* [Task details] Restate each line of the listing exactly, without carrying over any pictures.

* [Data for this exercise]

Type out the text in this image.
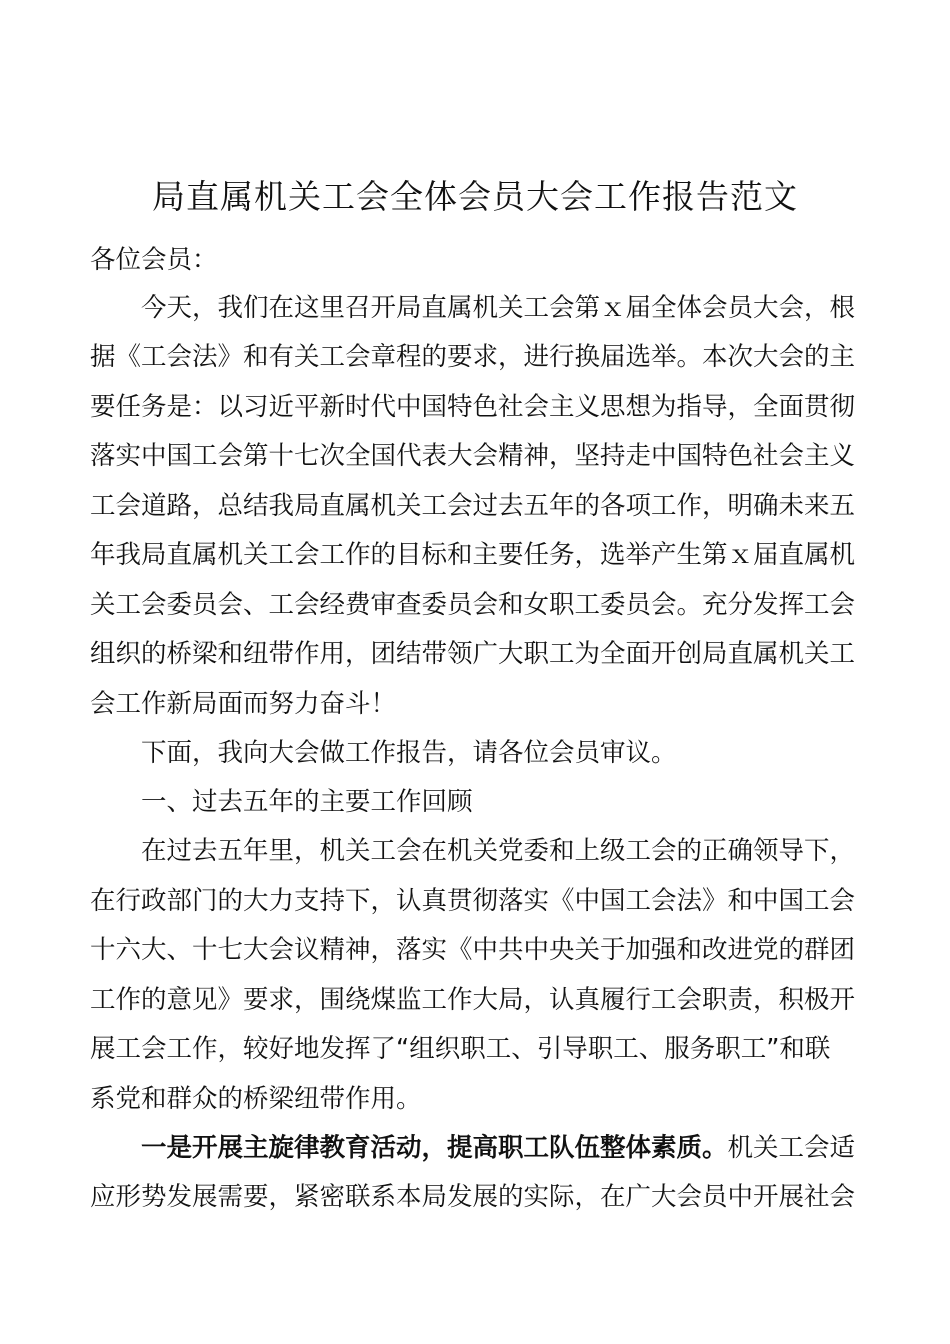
局直属机关工会全体会员大会工作报告范文
各位会员：
今天，我们在这里召开局直属机关工会第ｘ届全体会员大会，根
据《工会法》和有关工会章程的要求，进行换届选举。本次大会的主
要任务是：以习近平新时代中国特色社会主义思想为指导，全面贯彻
落实中国工会第十七次全国代表大会精神，坚持走中国特色社会主义
工会道路，总结我局直属机关工会过去五年的各项工作，明确未来五
年我局直属机关工会工作的目标和主要任务，选举产生第ｘ届直属机
关工会委员会、工会经费审查委员会和女职工委员会。充分发挥工会
组织的桥梁和纽带作用，团结带领广大职工为全面开创局直属机关工
会工作新局面而努力奋斗！
下面，我向大会做工作报告，请各位会员审议。
一、过去五年的主要工作回顾
在过去五年里，机关工会在机关党委和上级工会的正确领导下，
在行政部门的大力支持下，认真贯彻落实《中国工会法》和中国工会
十六大、十七大会议精神，落实《中共中央关于加强和改进党的群团
工作的意见》要求，围绕煤监工作大局，认真履行工会职责，积极开
展工会工作，较好地发挥了“组织职工、引导职工、服务职工”和联
系党和群众的桥梁纽带作用。
一是开展主旋律教育活动，提高职工队伍整体素质。机关工会适
应形势发展需要，紧密联系本局发展的实际，在广大会员中开展社会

* [Expected answer]
Type out the text in this image.
局直属机关工会全体会员大会工作报告范文
各位会员：
今天，我们在这里召开局直属机关工会第ｘ届全体会员大会，根
据《工会法》和有关工会章程的要求，进行换届选举。本次大会的主
要任务是：以习近平新时代中国特色社会主义思想为指导，全面贯彻
落实中国工会第十七次全国代表大会精神，坚持走中国特色社会主义
工会道路，总结我局直属机关工会过去五年的各项工作，明确未来五
年我局直属机关工会工作的目标和主要任务，选举产生第ｘ届直属机
关工会委员会、工会经费审查委员会和女职工委员会。充分发挥工会
组织的桥梁和纽带作用，团结带领广大职工为全面开创局直属机关工
会工作新局面而努力奋斗！
下面，我向大会做工作报告，请各位会员审议。
一、过去五年的主要工作回顾
在过去五年里，机关工会在机关党委和上级工会的正确领导下，
在行政部门的大力支持下，认真贯彻落实《中国工会法》和中国工会
十六大、十七大会议精神，落实《中共中央关于加强和改进党的群团
工作的意见》要求，围绕煤监工作大局，认真履行工会职责，积极开
展工会工作，较好地发挥了“组织职工、引导职工、服务职工”和联
系党和群众的桥梁纽带作用。
一是开展主旋律教育活动，提高职工队伍整体素质。机关工会适
应形势发展需要，紧密联系本局发展的实际，在广大会员中开展社会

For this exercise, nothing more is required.